● What the task asks: Your task is to give the listing below back word for word, pictures excluded.

● Data in this exercise:
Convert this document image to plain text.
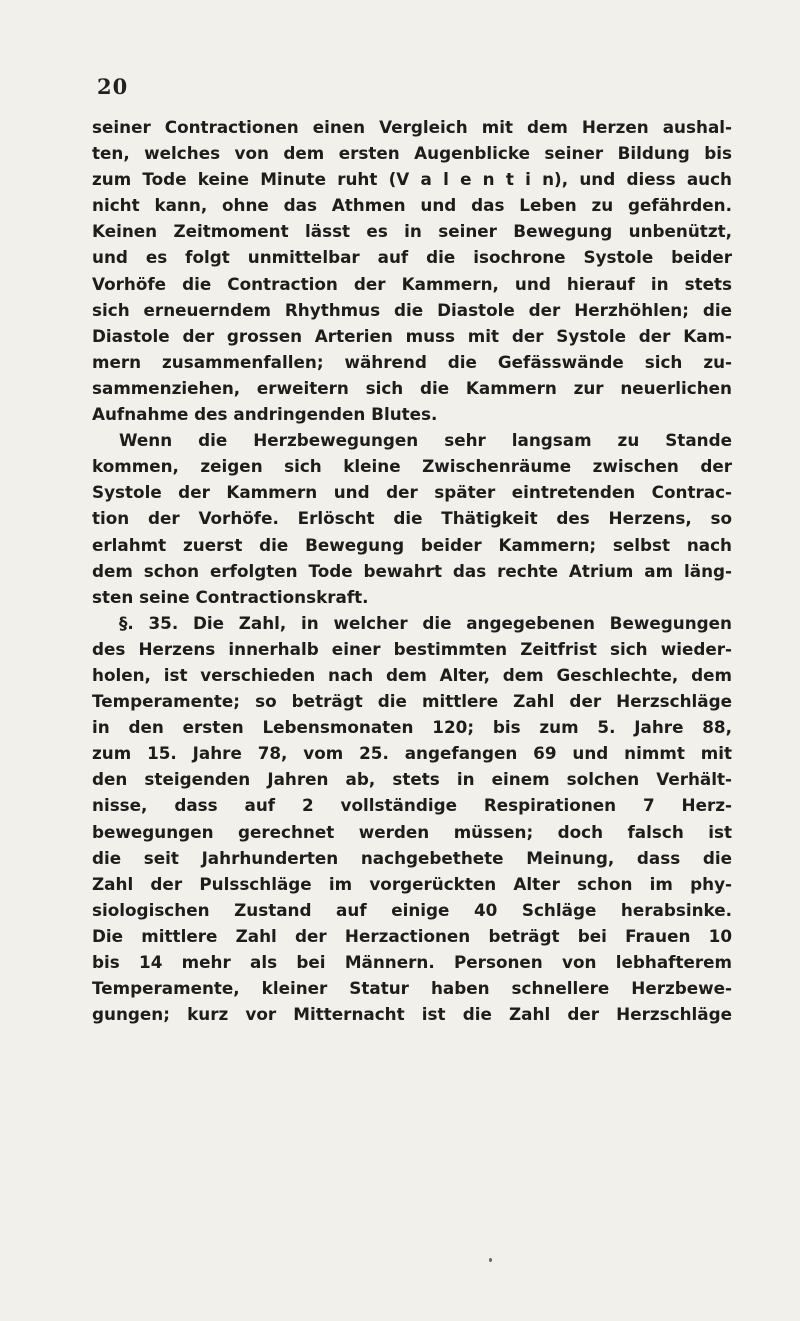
20
seiner Contractionen einen Vergleich mit dem Herzen aushal-
ten, welches von dem ersten Augenblicke seiner Bildung bis
zum Tode keine Minute ruht (V a l e n t i n), und diess auch
nicht kann, ohne das Athmen und das Leben zu gefährden.
Keinen Zeitmoment lässt es in seiner Bewegung unbenützt,
und es folgt unmittelbar auf die isochrone Systole beider
Vorhöfe die Contraction der Kammern, und hierauf in stets
sich erneuerndem Rhythmus die Diastole der Herzhöhlen; die
Diastole der grossen Arterien muss mit der Systole der Kam-
mern zusammenfallen; während die Gefässwände sich zu-
sammenziehen, erweitern sich die Kammern zur neuerlichen
Aufnahme des andringenden Blutes.
Wenn die Herzbewegungen sehr langsam zu Stande
kommen, zeigen sich kleine Zwischenräume zwischen der
Systole der Kammern und der später eintretenden Contrac-
tion der Vorhöfe. Erlöscht die Thätigkeit des Herzens, so
erlahmt zuerst die Bewegung beider Kammern; selbst nach
dem schon erfolgten Tode bewahrt das rechte Atrium am läng-
sten seine Contractionskraft.
§. 35. Die Zahl, in welcher die angegebenen Bewegungen
des Herzens innerhalb einer bestimmten Zeitfrist sich wieder-
holen, ist verschieden nach dem Alter, dem Geschlechte, dem
Temperamente; so beträgt die mittlere Zahl der Herzschläge
in den ersten Lebensmonaten 120; bis zum 5. Jahre 88,
zum 15. Jahre 78, vom 25. angefangen 69 und nimmt mit
den steigenden Jahren ab, stets in einem solchen Verhält-
nisse, dass auf 2 vollständige Respirationen 7 Herz-
bewegungen gerechnet werden müssen; doch falsch ist
die seit Jahrhunderten nachgebethete Meinung, dass die
Zahl der Pulsschläge im vorgerückten Alter schon im phy-
siologischen Zustand auf einige 40 Schläge herabsinke.
Die mittlere Zahl der Herzactionen beträgt bei Frauen 10
bis 14 mehr als bei Männern. Personen von lebhafterem
Temperamente, kleiner Statur haben schnellere Herzbewe-
gungen; kurz vor Mitternacht ist die Zahl der Herzschläge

● Exercise response:
Convert this document image to plain text.
20
seiner Contractionen einen Vergleich mit dem Herzen aushal-
ten, welches von dem ersten Augenblicke seiner Bildung bis
zum Tode keine Minute ruht (V a l e n t i n), und diess auch
nicht kann, ohne das Athmen und das Leben zu gefährden.
Keinen Zeitmoment lässt es in seiner Bewegung unbenützt,
und es folgt unmittelbar auf die isochrone Systole beider
Vorhöfe die Contraction der Kammern, und hierauf in stets
sich erneuerndem Rhythmus die Diastole der Herzhöhlen; die
Diastole der grossen Arterien muss mit der Systole der Kam-
mern zusammenfallen; während die Gefässwände sich zu-
sammenziehen, erweitern sich die Kammern zur neuerlichen
Aufnahme des andringenden Blutes.
Wenn die Herzbewegungen sehr langsam zu Stande
kommen, zeigen sich kleine Zwischenräume zwischen der
Systole der Kammern und der später eintretenden Contrac-
tion der Vorhöfe. Erlöscht die Thätigkeit des Herzens, so
erlahmt zuerst die Bewegung beider Kammern; selbst nach
dem schon erfolgten Tode bewahrt das rechte Atrium am läng-
sten seine Contractionskraft.
§. 35. Die Zahl, in welcher die angegebenen Bewegungen
des Herzens innerhalb einer bestimmten Zeitfrist sich wieder-
holen, ist verschieden nach dem Alter, dem Geschlechte, dem
Temperamente; so beträgt die mittlere Zahl der Herzschläge
in den ersten Lebensmonaten 120; bis zum 5. Jahre 88,
zum 15. Jahre 78, vom 25. angefangen 69 und nimmt mit
den steigenden Jahren ab, stets in einem solchen Verhält-
nisse, dass auf 2 vollständige Respirationen 7 Herz-
bewegungen gerechnet werden müssen; doch falsch ist
die seit Jahrhunderten nachgebethete Meinung, dass die
Zahl der Pulsschläge im vorgerückten Alter schon im phy-
siologischen Zustand auf einige 40 Schläge herabsinke.
Die mittlere Zahl der Herzactionen beträgt bei Frauen 10
bis 14 mehr als bei Männern. Personen von lebhafterem
Temperamente, kleiner Statur haben schnellere Herzbewe-
gungen; kurz vor Mitternacht ist die Zahl der Herzschläge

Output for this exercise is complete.